**Task statement:** Output the records exactly as they appear, with no pictures included.
------------------------------------------------------------
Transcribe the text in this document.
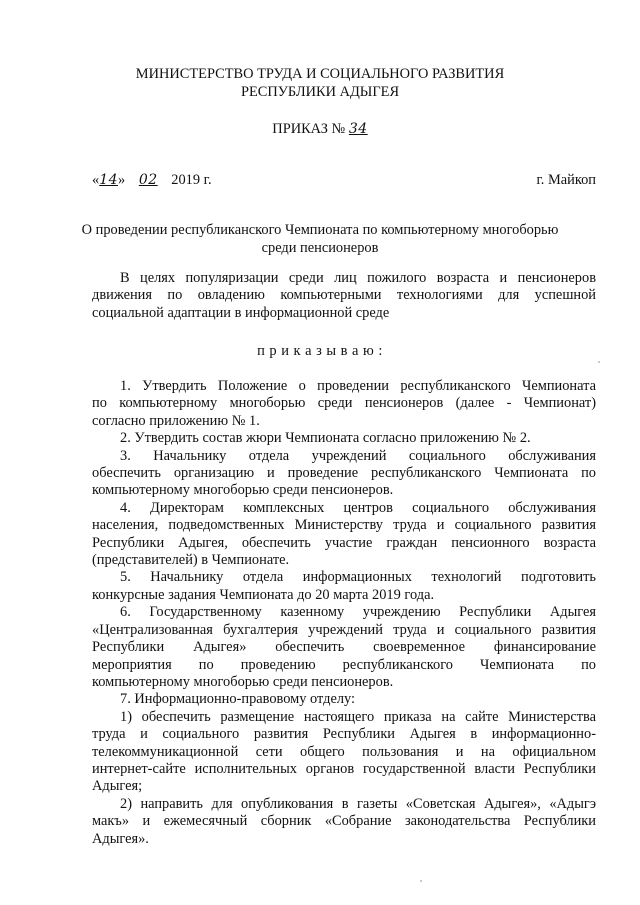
МИНИСТЕРСТВО ТРУДА И СОЦИАЛЬНОГО РАЗВИТИЯ
РЕСПУБЛИКИ АДЫГЕЯ
ПРИКАЗ № 34
«14» 02 2019 г.	г. Майкоп
О проведении республиканского Чемпионата по компьютерному многоборью
среди пенсионеров
В целях популяризации среди лиц пожилого возраста и пенсионеров
движения по овладению компьютерными технологиями для успешной
социальной адаптации в информационной среде
п р и к а з ы в а ю :
1. Утвердить Положение о проведении республиканского Чемпионата
по компьютерному многоборью среди пенсионеров (далее - Чемпионат)
согласно приложению № 1.
2. Утвердить состав жюри Чемпионата согласно приложению № 2.
3. Начальнику отдела учреждений социального обслуживания
обеспечить организацию и проведение республиканского Чемпионата по
компьютерному многоборью среди пенсионеров.
4. Директорам комплексных центров социального обслуживания
населения, подведомственных Министерству труда и социального развития
Республики Адыгея, обеспечить участие граждан пенсионного возраста
(представителей) в Чемпионате.
5. Начальнику отдела информационных технологий подготовить
конкурсные задания Чемпионата до 20 марта 2019 года.
6. Государственному казенному учреждению Республики Адыгея
«Централизованная бухгалтерия учреждений труда и социального развития
Республики Адыгея» обеспечить своевременное финансирование
мероприятия по проведению республиканского Чемпионата по
компьютерному многоборью среди пенсионеров.
7. Информационно-правовому отделу:
1) обеспечить размещение настоящего приказа на сайте Министерства
труда и социального развития Республики Адыгея в информационно-
телекоммуникационной сети общего пользования и на официальном
интернет-сайте исполнительных органов государственной власти Республики
Адыгея;
2) направить для опубликования в газеты «Советская Адыгея», «Адыгэ
макъ» и ежемесячный сборник «Собрание законодательства Республики
Адыгея».
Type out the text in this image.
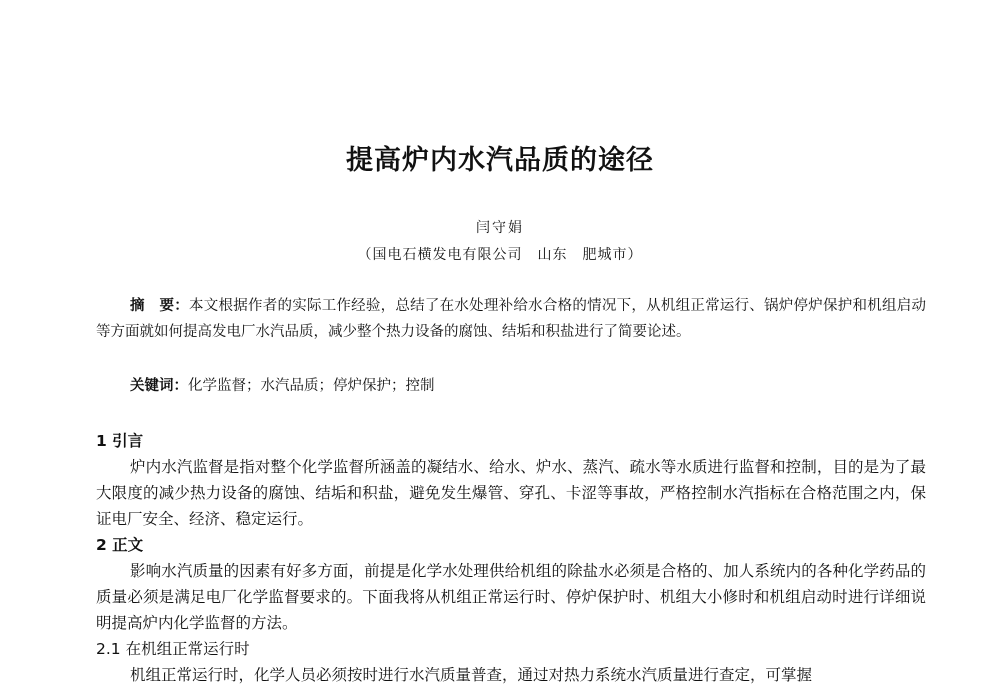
提高炉内水汽品质的途径
闫守娟
（国电石横发电有限公司　山东　肥城市）
摘　要：本文根据作者的实际工作经验，总结了在水处理补给水合格的情况下，从机组正常运行、锅炉停炉保护和机组启动等方面就如何提高发电厂水汽品质，减少整个热力设备的腐蚀、结垢和积盐进行了简要论述。
关键词：化学监督；水汽品质；停炉保护；控制
1 引言
炉内水汽监督是指对整个化学监督所涵盖的凝结水、给水、炉水、蒸汽、疏水等水质进行监督和控制，目的是为了最大限度的减少热力设备的腐蚀、结垢和积盐，避免发生爆管、穿孔、卡涩等事故，严格控制水汽指标在合格范围之内，保证电厂安全、经济、稳定运行。
2 正文
影响水汽质量的因素有好多方面，前提是化学水处理供给机组的除盐水必须是合格的、加人系统内的各种化学药品的质量必须是满足电厂化学监督要求的。下面我将从机组正常运行时、停炉保护时、机组大小修时和机组启动时进行详细说明提高炉内化学监督的方法。
2.1 在机组正常运行时
机组正常运行时，化学人员必须按时进行水汽质量普查，通过对热力系统水汽质量进行查定，可掌握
------------------------------------------------------------
**Result:**
Transcribe the text in this document.
МИНИСТЕРСТВО ТРУДА И СОЦИАЛЬНОГО РАЗВИТИЯ
РЕСПУБЛИКИ АДЫГЕЯ
ПРИКАЗ № 34
«14» 02 2019 г.	г. Майкоп
О проведении республиканского Чемпионата по компьютерному многоборью
среди пенсионеров
В целях популяризации среди лиц пожилого возраста и пенсионеров
движения по овладению компьютерными технологиями для успешной
социальной адаптации в информационной среде
п р и к а з ы в а ю :
1. Утвердить Положение о проведении республиканского Чемпионата
по компьютерному многоборью среди пенсионеров (далее - Чемпионат)
согласно приложению № 1.
2. Утвердить состав жюри Чемпионата согласно приложению № 2.
3. Начальнику отдела учреждений социального обслуживания
обеспечить организацию и проведение республиканского Чемпионата по
компьютерному многоборью среди пенсионеров.
4. Директорам комплексных центров социального обслуживания
населения, подведомственных Министерству труда и социального развития
Республики Адыгея, обеспечить участие граждан пенсионного возраста
(представителей) в Чемпионате.
5. Начальнику отдела информационных технологий подготовить
конкурсные задания Чемпионата до 20 марта 2019 года.
6. Государственному казенному учреждению Республики Адыгея
«Централизованная бухгалтерия учреждений труда и социального развития
Республики Адыгея» обеспечить своевременное финансирование
мероприятия по проведению республиканского Чемпионата по
компьютерному многоборью среди пенсионеров.
7. Информационно-правовому отделу:
1) обеспечить размещение настоящего приказа на сайте Министерства
труда и социального развития Республики Адыгея в информационно-
телекоммуникационной сети общего пользования и на официальном
интернет-сайте исполнительных органов государственной власти Республики
Адыгея;
2) направить для опубликования в газеты «Советская Адыгея», «Адыгэ
макъ» и ежемесячный сборник «Собрание законодательства Республики
Адыгея».
Type out the text in this image.
提高炉内水汽品质的途径
闫守娟
（国电石横发电有限公司　山东　肥城市）
摘　要：本文根据作者的实际工作经验，总结了在水处理补给水合格的情况下，从机组正常运行、锅炉停炉保护和机组启动等方面就如何提高发电厂水汽品质，减少整个热力设备的腐蚀、结垢和积盐进行了简要论述。
关键词：化学监督；水汽品质；停炉保护；控制
1 引言
炉内水汽监督是指对整个化学监督所涵盖的凝结水、给水、炉水、蒸汽、疏水等水质进行监督和控制，目的是为了最大限度的减少热力设备的腐蚀、结垢和积盐，避免发生爆管、穿孔、卡涩等事故，严格控制水汽指标在合格范围之内，保证电厂安全、经济、稳定运行。
2 正文
影响水汽质量的因素有好多方面，前提是化学水处理供给机组的除盐水必须是合格的、加人系统内的各种化学药品的质量必须是满足电厂化学监督要求的。下面我将从机组正常运行时、停炉保护时、机组大小修时和机组启动时进行详细说明提高炉内化学监督的方法。
2.1 在机组正常运行时
机组正常运行时，化学人员必须按时进行水汽质量普查，通过对热力系统水汽质量进行查定，可掌握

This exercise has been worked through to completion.